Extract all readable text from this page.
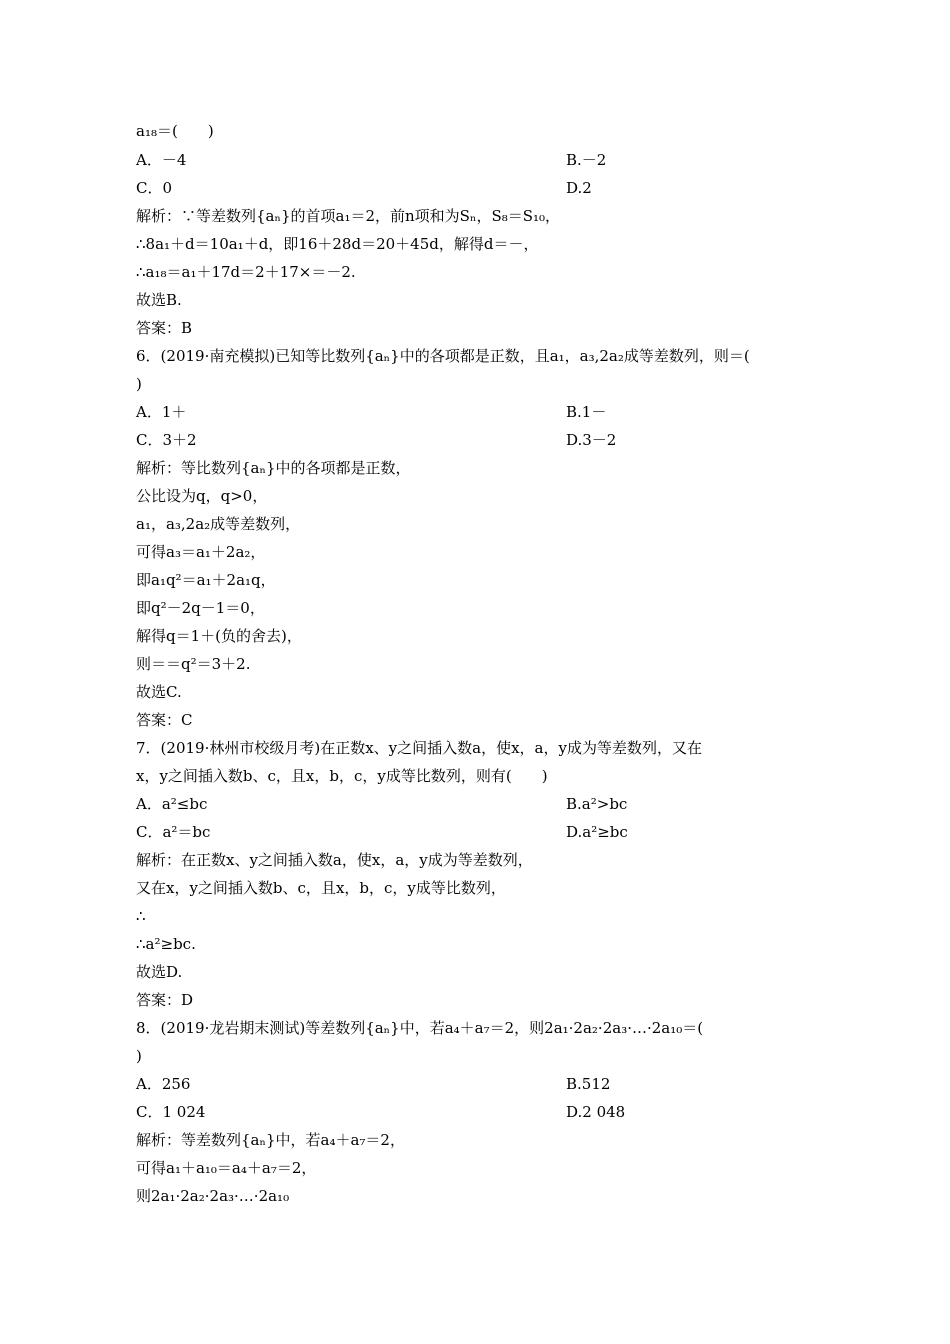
a₁₈＝(　　)
A．－4	B.－2
C．0	D.2
解析：∵等差数列{aₙ}的首项a₁＝2，前n项和为Sₙ，S₈＝S₁₀，
∴8a₁＋d＝10a₁＋d，即16＋28d＝20＋45d，解得d＝－，
∴a₁₈＝a₁＋17d＝2＋17×＝－2.
故选B.
答案：B
6．(2019·南充模拟)已知等比数列{aₙ}中的各项都是正数，且a₁，a₃,2a₂成等差数列，则＝(
)
A．1＋	B.1－
C．3＋2	D.3－2
解析：等比数列{aₙ}中的各项都是正数，
公比设为q，q>0，
a₁，a₃,2a₂成等差数列，
可得a₃＝a₁＋2a₂，
即a₁q²＝a₁＋2a₁q，
即q²－2q－1＝0，
解得q＝1＋(负的舍去)，
则＝＝q²＝3＋2.
故选C.
答案：C
7．(2019·林州市校级月考)在正数x、y之间插入数a，使x，a，y成为等差数列，又在
x，y之间插入数b、c，且x，b，c，y成等比数列，则有(　　)
A．a²≤bc	B.a²>bc
C．a²＝bc	D.a²≥bc
解析：在正数x、y之间插入数a，使x，a，y成为等差数列，
又在x，y之间插入数b、c，且x，b，c，y成等比数列，
∴
∴a²≥bc.
故选D.
答案：D
8．(2019·龙岩期末测试)等差数列{aₙ}中，若a₄＋a₇＝2，则2a₁·2a₂·2a₃·…·2a₁₀＝(
)
A．256	B.512
C．1 024	D.2 048
解析：等差数列{aₙ}中，若a₄＋a₇＝2，
可得a₁＋a₁₀＝a₄＋a₇＝2，
则2a₁·2a₂·2a₃·…·2a₁₀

§

» **Problem requirements**:
Only a number is needed: how many lines of the material above contain "y成等比数列"?

» **Written response**:
2